Return the lines where the word "بالبليدة" occurs.

------------------------------------------------------------

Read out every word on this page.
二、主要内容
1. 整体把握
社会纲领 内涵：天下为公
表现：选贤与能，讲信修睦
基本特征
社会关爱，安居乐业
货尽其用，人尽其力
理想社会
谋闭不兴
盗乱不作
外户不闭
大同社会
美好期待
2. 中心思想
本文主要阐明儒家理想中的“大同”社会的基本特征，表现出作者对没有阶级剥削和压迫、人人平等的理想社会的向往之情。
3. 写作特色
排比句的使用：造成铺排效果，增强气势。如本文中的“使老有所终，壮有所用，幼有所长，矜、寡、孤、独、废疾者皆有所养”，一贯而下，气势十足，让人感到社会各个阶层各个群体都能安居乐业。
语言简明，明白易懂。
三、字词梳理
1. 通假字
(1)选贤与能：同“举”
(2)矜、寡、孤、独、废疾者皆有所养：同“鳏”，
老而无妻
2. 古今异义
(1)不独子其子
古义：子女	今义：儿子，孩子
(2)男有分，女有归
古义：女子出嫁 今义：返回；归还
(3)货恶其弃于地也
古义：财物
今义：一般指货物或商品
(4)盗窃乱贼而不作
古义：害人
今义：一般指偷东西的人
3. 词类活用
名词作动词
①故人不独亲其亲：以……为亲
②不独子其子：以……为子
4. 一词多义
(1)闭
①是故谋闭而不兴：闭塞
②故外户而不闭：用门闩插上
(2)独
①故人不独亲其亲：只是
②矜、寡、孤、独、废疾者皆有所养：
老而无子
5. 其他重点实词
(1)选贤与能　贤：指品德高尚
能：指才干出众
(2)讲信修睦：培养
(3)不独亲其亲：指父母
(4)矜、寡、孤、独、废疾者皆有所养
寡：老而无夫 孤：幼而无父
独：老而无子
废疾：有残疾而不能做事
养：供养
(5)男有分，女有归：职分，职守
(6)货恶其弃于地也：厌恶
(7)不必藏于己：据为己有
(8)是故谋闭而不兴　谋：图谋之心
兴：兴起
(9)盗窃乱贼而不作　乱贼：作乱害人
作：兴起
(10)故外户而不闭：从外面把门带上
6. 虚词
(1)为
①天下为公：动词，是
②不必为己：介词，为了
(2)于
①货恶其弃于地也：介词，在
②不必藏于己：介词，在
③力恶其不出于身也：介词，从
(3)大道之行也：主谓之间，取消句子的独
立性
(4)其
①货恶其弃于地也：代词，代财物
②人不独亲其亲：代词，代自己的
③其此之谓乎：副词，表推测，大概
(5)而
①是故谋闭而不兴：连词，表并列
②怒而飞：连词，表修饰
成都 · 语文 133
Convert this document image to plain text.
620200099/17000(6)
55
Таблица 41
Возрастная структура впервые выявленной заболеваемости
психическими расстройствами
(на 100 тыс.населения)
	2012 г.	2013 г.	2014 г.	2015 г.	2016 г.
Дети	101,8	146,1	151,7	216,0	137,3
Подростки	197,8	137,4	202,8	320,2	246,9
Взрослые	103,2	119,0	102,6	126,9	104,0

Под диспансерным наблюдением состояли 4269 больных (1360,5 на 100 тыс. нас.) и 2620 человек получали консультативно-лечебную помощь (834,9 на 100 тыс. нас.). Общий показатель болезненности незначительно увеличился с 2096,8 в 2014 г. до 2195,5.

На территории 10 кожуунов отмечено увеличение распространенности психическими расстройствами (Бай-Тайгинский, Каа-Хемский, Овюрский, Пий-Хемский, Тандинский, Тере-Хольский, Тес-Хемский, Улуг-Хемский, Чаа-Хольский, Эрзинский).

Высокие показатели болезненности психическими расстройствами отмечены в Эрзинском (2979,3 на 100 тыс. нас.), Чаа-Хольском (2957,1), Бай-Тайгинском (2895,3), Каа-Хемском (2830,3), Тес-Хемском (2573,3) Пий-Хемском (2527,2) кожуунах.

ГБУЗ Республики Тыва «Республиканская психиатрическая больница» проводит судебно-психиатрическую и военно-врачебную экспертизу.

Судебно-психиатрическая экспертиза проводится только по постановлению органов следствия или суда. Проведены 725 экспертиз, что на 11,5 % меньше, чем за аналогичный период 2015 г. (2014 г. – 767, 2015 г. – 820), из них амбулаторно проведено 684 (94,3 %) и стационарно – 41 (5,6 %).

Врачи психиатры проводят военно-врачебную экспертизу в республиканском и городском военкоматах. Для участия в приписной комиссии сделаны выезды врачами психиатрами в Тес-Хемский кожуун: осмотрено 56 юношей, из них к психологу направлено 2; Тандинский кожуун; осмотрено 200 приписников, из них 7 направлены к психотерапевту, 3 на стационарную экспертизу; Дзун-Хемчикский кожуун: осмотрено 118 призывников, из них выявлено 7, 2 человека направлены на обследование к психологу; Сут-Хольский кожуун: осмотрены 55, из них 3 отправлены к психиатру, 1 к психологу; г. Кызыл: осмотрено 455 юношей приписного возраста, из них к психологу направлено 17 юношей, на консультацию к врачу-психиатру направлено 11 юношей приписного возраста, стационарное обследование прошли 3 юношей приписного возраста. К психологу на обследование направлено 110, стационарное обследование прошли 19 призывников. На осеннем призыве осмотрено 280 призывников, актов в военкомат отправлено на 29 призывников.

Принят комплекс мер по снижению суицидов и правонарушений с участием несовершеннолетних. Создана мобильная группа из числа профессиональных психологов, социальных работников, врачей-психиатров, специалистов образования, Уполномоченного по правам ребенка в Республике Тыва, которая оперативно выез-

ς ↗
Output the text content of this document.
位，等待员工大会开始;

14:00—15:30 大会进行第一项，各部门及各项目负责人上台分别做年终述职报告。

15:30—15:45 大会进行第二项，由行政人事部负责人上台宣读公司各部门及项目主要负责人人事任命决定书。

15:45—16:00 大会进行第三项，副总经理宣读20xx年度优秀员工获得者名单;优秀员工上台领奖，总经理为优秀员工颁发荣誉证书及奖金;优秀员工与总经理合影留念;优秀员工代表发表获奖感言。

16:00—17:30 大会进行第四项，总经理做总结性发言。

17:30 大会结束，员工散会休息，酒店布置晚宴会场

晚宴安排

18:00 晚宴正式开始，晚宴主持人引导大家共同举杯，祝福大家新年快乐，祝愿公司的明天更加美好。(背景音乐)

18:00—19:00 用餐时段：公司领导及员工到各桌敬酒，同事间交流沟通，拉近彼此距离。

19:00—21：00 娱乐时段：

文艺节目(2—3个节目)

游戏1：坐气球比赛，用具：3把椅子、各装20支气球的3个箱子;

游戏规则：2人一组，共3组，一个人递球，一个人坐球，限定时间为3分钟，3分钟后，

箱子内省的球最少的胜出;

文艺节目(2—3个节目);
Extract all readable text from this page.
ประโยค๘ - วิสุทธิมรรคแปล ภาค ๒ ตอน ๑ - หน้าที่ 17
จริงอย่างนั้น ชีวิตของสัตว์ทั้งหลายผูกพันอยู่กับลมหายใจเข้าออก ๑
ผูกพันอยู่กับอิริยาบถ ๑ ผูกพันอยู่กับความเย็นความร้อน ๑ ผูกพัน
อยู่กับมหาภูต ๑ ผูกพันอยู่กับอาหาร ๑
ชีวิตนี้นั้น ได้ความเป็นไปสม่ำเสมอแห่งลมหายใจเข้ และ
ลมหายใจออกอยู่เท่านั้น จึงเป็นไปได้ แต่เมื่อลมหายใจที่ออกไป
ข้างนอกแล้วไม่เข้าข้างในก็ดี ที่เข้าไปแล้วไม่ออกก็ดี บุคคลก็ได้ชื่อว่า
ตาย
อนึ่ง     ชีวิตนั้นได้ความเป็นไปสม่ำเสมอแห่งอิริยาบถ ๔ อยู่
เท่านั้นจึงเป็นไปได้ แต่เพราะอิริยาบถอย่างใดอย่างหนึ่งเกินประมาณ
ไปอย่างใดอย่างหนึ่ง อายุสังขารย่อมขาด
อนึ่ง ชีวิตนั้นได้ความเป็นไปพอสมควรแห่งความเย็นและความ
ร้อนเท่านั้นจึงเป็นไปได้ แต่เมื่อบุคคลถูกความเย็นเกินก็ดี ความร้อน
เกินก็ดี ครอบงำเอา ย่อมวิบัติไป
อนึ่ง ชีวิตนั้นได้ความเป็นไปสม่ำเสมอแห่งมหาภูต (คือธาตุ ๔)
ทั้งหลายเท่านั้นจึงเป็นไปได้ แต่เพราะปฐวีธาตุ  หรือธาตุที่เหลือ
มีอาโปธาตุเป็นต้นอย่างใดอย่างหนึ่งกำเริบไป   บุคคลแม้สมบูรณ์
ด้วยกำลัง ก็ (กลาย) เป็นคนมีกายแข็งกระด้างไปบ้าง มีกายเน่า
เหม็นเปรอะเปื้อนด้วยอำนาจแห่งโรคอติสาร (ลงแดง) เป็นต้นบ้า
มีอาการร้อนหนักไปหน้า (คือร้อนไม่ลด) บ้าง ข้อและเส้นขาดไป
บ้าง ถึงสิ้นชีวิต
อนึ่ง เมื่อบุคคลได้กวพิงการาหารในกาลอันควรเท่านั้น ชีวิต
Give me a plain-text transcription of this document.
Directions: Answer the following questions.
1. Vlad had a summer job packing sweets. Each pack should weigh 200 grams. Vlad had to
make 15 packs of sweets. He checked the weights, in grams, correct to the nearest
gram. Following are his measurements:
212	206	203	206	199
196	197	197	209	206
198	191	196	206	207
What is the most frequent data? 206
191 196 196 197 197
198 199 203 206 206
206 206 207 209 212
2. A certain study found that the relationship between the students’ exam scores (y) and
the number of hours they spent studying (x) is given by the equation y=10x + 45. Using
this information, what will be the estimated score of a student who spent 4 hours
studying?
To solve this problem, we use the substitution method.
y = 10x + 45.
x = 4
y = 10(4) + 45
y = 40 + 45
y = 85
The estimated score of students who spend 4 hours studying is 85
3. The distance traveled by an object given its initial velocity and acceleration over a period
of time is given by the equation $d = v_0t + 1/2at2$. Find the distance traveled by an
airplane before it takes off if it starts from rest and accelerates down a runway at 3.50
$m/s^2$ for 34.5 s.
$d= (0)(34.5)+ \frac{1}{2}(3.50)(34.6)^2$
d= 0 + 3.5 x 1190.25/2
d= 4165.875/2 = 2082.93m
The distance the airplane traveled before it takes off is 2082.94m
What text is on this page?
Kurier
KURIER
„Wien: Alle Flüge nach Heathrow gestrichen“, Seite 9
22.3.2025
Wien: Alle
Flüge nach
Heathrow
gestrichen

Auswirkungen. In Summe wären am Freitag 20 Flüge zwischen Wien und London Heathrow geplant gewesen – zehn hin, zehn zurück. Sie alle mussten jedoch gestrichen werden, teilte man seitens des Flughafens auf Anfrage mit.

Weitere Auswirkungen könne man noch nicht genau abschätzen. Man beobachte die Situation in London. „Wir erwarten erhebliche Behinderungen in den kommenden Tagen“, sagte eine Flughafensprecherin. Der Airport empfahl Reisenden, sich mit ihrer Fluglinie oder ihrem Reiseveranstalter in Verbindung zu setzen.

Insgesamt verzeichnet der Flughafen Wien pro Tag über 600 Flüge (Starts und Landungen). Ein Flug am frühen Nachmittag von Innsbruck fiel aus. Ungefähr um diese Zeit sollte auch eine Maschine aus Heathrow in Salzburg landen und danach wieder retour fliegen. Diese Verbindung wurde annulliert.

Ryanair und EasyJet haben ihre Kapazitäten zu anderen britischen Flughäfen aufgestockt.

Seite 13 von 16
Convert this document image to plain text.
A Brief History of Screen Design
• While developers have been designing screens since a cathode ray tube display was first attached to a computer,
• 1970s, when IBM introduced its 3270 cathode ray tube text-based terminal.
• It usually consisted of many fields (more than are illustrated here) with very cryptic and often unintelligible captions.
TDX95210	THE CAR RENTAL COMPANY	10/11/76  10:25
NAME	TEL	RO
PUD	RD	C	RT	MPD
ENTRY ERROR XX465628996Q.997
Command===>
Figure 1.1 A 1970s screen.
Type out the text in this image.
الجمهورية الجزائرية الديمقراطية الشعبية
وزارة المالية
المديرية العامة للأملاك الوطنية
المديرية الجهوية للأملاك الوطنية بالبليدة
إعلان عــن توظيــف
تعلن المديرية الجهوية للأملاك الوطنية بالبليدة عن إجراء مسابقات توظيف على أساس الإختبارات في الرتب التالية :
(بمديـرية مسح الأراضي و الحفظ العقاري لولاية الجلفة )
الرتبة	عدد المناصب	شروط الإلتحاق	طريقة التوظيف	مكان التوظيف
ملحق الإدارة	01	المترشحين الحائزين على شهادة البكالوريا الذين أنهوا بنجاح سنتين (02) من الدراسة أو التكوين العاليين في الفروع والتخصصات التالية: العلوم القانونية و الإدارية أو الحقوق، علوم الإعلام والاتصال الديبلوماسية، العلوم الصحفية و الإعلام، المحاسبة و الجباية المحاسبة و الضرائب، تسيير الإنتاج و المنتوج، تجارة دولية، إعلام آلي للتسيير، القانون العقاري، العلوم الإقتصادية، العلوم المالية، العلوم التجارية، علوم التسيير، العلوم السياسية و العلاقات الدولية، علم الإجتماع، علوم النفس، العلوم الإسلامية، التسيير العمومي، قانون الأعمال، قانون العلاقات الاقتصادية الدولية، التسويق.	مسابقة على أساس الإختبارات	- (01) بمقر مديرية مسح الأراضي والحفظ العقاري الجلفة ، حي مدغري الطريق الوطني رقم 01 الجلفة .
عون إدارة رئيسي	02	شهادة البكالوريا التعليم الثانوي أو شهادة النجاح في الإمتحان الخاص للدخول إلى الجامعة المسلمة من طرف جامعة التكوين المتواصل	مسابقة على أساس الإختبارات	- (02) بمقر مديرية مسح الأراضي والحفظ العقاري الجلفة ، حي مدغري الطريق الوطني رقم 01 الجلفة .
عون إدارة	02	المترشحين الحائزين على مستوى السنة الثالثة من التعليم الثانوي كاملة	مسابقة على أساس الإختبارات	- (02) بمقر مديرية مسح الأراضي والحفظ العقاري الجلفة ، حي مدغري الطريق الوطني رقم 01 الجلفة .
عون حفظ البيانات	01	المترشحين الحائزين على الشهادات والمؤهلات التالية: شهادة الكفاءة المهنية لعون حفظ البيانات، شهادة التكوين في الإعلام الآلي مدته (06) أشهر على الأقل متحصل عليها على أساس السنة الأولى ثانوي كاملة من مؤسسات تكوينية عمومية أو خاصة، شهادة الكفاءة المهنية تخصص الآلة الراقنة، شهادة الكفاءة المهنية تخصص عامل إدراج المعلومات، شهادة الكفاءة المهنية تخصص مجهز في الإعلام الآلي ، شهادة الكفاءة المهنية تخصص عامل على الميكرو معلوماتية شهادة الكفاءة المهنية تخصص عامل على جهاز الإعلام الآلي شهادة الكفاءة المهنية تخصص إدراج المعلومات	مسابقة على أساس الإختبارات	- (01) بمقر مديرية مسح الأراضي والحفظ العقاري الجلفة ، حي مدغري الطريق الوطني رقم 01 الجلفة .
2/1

------------------------------------------------------------

Answer below:
المديرية الجهوية للأملاك الوطنية بالبليدة
تعلن المديرية الجهوية للأملاك الوطنية بالبليدة عن إجراء مسابقات توظيف على أساس الإختبارات في الرتب التالية :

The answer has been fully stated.